Problem: Copy out, from the entries below, each line holding the string "document".

Entries provided:
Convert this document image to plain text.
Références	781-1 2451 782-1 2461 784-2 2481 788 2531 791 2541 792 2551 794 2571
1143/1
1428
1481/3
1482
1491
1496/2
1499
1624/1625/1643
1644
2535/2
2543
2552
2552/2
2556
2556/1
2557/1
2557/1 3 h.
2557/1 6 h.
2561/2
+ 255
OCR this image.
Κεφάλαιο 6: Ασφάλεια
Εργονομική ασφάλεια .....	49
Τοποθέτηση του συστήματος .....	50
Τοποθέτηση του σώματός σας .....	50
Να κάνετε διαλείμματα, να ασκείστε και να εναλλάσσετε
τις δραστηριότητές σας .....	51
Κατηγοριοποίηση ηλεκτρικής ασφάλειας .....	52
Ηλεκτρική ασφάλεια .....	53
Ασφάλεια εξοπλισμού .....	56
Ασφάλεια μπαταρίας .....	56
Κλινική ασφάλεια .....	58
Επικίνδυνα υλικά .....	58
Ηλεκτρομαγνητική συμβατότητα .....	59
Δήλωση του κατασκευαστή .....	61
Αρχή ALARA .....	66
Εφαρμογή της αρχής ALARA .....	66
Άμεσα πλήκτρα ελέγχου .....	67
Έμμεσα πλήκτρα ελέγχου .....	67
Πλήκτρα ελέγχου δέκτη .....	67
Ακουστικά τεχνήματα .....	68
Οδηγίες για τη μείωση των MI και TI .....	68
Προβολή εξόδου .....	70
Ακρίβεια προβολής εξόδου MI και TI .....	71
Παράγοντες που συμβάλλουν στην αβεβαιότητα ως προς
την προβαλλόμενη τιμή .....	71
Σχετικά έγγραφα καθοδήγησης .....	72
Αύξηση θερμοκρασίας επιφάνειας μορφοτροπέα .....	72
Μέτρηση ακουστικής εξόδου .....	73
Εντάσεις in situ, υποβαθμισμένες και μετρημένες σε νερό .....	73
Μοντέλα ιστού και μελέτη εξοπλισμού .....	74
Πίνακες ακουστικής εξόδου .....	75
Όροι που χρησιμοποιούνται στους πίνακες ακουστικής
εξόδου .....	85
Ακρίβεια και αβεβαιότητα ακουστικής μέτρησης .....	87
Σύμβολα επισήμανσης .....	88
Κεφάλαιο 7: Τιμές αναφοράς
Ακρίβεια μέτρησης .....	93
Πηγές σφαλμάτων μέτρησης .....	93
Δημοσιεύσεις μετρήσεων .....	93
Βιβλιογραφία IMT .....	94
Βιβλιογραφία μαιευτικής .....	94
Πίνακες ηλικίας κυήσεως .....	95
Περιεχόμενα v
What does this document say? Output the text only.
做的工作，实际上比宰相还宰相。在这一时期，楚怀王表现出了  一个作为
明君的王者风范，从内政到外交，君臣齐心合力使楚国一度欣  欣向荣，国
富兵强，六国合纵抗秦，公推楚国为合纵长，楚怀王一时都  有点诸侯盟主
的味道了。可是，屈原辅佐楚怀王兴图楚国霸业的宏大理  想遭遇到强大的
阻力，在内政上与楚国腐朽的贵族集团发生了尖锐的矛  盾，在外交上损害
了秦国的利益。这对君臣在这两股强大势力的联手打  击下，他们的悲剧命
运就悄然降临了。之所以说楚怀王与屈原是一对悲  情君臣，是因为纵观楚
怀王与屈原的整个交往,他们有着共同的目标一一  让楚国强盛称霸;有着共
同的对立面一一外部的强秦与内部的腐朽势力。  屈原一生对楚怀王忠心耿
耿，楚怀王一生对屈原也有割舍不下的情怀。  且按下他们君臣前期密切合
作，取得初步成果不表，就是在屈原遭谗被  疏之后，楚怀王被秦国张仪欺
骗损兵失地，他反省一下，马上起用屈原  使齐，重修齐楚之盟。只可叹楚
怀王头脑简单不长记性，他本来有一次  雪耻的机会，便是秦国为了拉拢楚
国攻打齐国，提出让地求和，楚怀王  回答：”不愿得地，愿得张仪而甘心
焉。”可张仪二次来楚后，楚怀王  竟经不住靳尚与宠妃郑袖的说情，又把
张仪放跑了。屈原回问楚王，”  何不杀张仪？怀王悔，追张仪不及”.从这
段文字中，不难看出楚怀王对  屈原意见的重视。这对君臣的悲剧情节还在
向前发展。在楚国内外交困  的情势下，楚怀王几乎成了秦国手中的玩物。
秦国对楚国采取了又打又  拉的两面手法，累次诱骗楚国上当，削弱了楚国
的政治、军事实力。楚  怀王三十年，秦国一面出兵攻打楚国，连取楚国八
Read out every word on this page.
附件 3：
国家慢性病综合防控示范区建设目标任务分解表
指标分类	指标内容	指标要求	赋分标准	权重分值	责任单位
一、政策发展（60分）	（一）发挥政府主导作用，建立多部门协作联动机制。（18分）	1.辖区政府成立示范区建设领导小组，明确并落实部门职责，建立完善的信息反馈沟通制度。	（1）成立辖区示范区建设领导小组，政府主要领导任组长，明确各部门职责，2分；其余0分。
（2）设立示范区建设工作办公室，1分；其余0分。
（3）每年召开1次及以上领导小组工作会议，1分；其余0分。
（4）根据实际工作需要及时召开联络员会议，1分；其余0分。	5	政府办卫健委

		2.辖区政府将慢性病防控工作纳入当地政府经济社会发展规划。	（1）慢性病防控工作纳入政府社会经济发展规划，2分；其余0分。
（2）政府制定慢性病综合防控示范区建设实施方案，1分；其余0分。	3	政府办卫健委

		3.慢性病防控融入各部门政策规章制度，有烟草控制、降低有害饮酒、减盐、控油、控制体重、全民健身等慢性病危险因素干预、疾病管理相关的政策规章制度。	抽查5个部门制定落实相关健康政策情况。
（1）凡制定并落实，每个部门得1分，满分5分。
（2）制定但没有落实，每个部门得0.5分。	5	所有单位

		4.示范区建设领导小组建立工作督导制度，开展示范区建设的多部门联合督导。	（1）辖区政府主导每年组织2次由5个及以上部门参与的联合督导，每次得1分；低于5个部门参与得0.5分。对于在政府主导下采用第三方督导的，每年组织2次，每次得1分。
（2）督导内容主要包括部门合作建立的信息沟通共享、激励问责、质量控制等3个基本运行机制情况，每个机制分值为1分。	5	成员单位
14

Result of the task:
Convert this document image to plain text.
What does this document say? Output the text only.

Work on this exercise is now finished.